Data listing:
****************************************
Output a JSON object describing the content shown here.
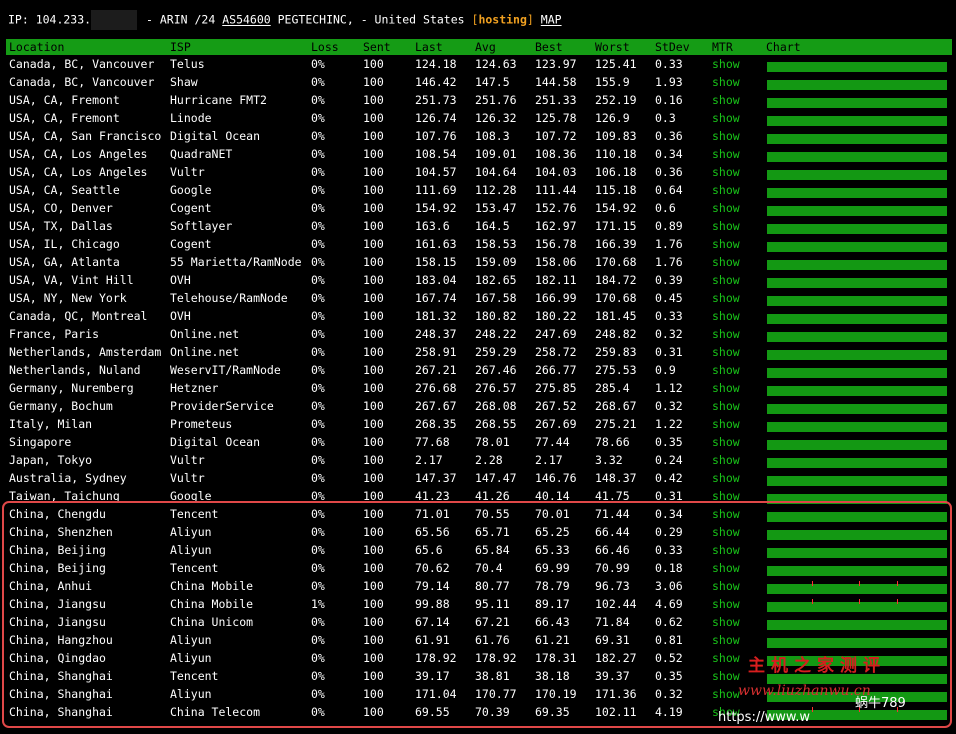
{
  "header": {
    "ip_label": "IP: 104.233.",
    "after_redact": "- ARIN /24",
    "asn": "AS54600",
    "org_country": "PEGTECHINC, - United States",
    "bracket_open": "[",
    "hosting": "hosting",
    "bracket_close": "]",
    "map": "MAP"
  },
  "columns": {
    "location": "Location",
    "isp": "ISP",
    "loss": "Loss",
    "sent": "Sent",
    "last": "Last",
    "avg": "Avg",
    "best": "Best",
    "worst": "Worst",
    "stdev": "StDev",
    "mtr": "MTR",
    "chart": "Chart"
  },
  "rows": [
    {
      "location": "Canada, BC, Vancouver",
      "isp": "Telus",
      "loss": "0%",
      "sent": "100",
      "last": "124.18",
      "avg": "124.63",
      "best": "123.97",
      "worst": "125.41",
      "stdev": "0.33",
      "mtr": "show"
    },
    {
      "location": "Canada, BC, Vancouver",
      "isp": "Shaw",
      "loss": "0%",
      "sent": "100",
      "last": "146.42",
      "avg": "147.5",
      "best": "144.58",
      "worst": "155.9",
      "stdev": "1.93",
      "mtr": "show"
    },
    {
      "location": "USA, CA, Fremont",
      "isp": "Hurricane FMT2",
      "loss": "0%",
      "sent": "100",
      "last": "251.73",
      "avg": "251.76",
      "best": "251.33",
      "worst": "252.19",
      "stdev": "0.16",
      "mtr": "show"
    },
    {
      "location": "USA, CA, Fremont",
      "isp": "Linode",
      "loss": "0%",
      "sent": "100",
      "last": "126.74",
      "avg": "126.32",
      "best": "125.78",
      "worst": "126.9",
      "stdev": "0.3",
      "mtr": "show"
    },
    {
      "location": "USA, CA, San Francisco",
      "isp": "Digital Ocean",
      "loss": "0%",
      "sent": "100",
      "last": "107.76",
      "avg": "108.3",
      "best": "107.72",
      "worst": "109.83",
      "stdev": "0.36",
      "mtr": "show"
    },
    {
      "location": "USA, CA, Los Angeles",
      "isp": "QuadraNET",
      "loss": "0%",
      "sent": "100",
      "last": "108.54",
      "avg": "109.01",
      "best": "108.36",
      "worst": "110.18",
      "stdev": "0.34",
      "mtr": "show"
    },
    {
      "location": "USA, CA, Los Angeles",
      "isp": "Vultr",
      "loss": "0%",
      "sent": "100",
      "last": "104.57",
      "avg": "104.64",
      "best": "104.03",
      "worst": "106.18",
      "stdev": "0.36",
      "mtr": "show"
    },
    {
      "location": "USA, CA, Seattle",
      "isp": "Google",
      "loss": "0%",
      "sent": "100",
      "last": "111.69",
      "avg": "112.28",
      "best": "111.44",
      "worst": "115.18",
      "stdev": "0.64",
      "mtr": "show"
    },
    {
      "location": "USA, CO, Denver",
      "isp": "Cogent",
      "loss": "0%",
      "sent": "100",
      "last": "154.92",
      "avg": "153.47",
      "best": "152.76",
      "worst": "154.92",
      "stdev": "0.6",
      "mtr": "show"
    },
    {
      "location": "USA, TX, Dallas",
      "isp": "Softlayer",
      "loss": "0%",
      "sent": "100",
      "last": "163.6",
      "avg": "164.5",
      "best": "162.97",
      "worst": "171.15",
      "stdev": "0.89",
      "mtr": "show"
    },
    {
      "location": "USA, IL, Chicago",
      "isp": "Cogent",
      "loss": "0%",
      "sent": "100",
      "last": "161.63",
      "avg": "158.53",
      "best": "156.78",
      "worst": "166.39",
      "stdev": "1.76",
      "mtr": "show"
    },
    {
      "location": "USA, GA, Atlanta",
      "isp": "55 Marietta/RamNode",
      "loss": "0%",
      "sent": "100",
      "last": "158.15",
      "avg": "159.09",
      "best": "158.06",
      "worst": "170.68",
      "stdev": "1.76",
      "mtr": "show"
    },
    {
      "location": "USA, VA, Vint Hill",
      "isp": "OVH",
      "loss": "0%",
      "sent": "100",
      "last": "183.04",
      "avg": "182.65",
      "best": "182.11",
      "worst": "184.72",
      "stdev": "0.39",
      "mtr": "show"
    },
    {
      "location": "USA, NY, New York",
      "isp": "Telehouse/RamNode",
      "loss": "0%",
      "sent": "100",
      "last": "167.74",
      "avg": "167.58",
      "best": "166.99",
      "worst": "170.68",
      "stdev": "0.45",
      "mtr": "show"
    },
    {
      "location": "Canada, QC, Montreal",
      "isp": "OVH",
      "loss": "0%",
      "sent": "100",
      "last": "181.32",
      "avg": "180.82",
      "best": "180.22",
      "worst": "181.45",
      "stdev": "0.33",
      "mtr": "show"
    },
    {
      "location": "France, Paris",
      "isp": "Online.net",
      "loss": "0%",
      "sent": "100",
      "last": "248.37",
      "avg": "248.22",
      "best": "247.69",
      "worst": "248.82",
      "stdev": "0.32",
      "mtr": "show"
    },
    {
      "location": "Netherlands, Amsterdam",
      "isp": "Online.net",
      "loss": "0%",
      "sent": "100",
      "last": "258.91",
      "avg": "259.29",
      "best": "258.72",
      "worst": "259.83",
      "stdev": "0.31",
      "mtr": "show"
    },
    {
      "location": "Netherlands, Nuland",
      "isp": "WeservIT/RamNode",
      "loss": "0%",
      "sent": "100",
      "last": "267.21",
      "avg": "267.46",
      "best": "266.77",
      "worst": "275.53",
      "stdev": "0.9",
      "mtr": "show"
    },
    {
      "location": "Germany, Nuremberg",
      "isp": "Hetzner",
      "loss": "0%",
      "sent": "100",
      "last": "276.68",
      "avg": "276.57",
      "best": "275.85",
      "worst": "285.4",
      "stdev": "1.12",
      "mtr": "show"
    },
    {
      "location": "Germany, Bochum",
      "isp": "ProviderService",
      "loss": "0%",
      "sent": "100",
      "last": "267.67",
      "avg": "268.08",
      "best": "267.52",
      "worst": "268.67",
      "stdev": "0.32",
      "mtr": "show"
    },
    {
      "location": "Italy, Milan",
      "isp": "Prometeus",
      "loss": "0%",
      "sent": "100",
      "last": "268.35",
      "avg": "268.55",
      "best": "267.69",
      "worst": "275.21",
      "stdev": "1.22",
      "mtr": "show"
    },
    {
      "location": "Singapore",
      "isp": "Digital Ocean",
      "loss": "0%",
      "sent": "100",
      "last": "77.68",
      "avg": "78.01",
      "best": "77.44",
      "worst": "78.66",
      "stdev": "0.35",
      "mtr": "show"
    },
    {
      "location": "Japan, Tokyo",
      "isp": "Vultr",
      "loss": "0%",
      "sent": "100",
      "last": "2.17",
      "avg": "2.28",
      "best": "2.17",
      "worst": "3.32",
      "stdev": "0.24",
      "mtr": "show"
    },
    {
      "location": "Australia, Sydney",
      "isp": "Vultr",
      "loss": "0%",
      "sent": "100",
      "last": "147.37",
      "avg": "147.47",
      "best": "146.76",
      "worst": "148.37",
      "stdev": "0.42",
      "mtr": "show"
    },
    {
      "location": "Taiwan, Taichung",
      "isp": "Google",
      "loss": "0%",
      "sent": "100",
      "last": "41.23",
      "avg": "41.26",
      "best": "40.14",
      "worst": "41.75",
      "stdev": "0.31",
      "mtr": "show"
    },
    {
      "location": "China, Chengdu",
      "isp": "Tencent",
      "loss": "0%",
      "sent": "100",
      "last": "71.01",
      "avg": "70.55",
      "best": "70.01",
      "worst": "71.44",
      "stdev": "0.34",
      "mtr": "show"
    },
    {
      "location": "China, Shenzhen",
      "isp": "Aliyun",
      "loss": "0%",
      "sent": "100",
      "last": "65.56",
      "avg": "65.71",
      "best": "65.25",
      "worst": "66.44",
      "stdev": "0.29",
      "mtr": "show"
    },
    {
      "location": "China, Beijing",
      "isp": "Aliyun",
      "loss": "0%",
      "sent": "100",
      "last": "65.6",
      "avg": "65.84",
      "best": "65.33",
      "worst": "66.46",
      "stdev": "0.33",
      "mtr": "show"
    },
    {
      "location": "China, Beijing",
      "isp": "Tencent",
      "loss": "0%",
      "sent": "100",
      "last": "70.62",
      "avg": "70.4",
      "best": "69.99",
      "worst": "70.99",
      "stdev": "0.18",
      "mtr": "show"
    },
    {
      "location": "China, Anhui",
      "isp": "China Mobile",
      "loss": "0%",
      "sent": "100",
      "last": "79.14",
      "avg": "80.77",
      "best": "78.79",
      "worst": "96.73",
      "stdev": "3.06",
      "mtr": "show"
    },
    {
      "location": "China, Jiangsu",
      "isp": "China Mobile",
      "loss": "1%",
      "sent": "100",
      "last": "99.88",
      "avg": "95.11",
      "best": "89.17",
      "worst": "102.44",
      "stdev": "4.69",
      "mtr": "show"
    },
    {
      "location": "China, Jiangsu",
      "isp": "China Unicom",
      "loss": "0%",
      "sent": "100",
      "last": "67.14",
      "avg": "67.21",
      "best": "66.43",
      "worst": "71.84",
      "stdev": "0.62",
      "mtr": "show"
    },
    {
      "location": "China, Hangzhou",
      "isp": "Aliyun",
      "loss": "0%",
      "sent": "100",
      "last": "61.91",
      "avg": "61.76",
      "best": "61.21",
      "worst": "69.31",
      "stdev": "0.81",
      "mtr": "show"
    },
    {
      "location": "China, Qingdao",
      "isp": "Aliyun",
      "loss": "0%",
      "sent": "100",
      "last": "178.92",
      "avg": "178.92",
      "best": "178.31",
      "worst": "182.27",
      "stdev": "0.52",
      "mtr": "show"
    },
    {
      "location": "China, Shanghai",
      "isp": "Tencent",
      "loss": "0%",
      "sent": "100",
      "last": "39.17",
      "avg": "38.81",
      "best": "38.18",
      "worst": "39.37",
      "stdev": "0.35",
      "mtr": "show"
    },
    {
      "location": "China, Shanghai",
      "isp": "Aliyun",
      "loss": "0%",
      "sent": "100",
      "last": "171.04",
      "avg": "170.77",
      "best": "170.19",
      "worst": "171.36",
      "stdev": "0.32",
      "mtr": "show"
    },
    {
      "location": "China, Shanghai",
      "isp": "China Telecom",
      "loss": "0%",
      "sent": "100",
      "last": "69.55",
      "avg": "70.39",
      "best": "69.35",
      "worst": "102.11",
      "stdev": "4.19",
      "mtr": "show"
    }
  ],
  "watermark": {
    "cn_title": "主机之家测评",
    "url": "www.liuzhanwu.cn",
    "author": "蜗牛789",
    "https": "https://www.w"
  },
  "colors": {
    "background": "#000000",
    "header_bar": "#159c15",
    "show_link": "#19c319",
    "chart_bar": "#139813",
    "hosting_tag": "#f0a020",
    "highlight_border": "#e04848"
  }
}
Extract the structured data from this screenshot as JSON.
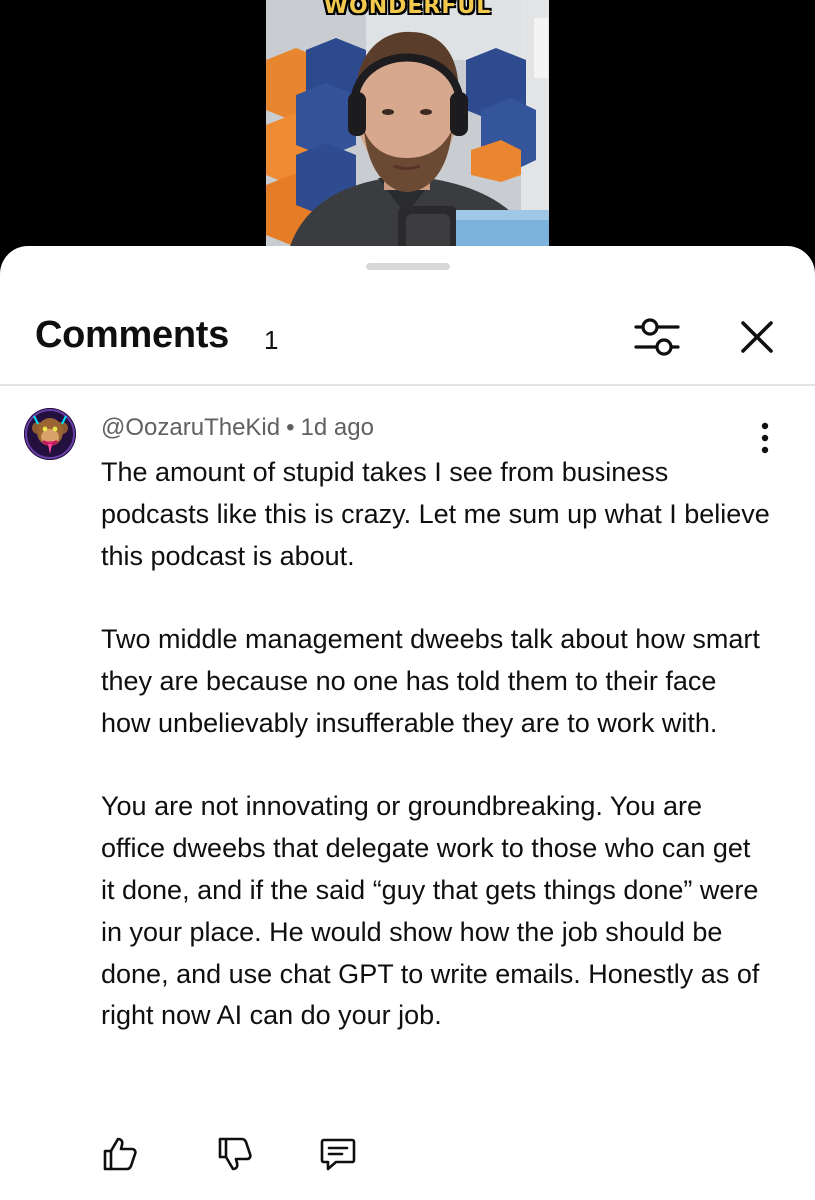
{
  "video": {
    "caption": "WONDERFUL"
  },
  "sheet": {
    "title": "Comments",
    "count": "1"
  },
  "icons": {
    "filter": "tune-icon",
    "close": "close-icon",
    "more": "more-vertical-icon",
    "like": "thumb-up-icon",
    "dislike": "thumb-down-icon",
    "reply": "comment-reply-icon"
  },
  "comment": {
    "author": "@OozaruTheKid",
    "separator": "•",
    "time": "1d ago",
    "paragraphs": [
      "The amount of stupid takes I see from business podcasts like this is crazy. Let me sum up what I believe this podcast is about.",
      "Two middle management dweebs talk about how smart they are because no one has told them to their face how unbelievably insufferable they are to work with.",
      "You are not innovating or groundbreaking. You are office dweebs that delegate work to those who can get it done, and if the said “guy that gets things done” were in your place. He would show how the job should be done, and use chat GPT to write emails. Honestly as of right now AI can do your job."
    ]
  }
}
****************************************
Job
Starting with the line that contains "Extract the structured", reproduce every line down to the end of the listing above, both endpoints included. Pictures stay out.

Output of the exercise
Extract the structured data from this screenshot as JSON.
{
  "video": {
    "caption": "WONDERFUL"
  },
  "sheet": {
    "title": "Comments",
    "count": "1"
  },
  "icons": {
    "filter": "tune-icon",
    "close": "close-icon",
    "more": "more-vertical-icon",
    "like": "thumb-up-icon",
    "dislike": "thumb-down-icon",
    "reply": "comment-reply-icon"
  },
  "comment": {
    "author": "@OozaruTheKid",
    "separator": "•",
    "time": "1d ago",
    "paragraphs": [
      "The amount of stupid takes I see from business podcasts like this is crazy. Let me sum up what I believe this podcast is about.",
      "Two middle management dweebs talk about how smart they are because no one has told them to their face how unbelievably insufferable they are to work with.",
      "You are not innovating or groundbreaking. You are office dweebs that delegate work to those who can get it done, and if the said “guy that gets things done” were in your place. He would show how the job should be done, and use chat GPT to write emails. Honestly as of right now AI can do your job."
    ]
  }
}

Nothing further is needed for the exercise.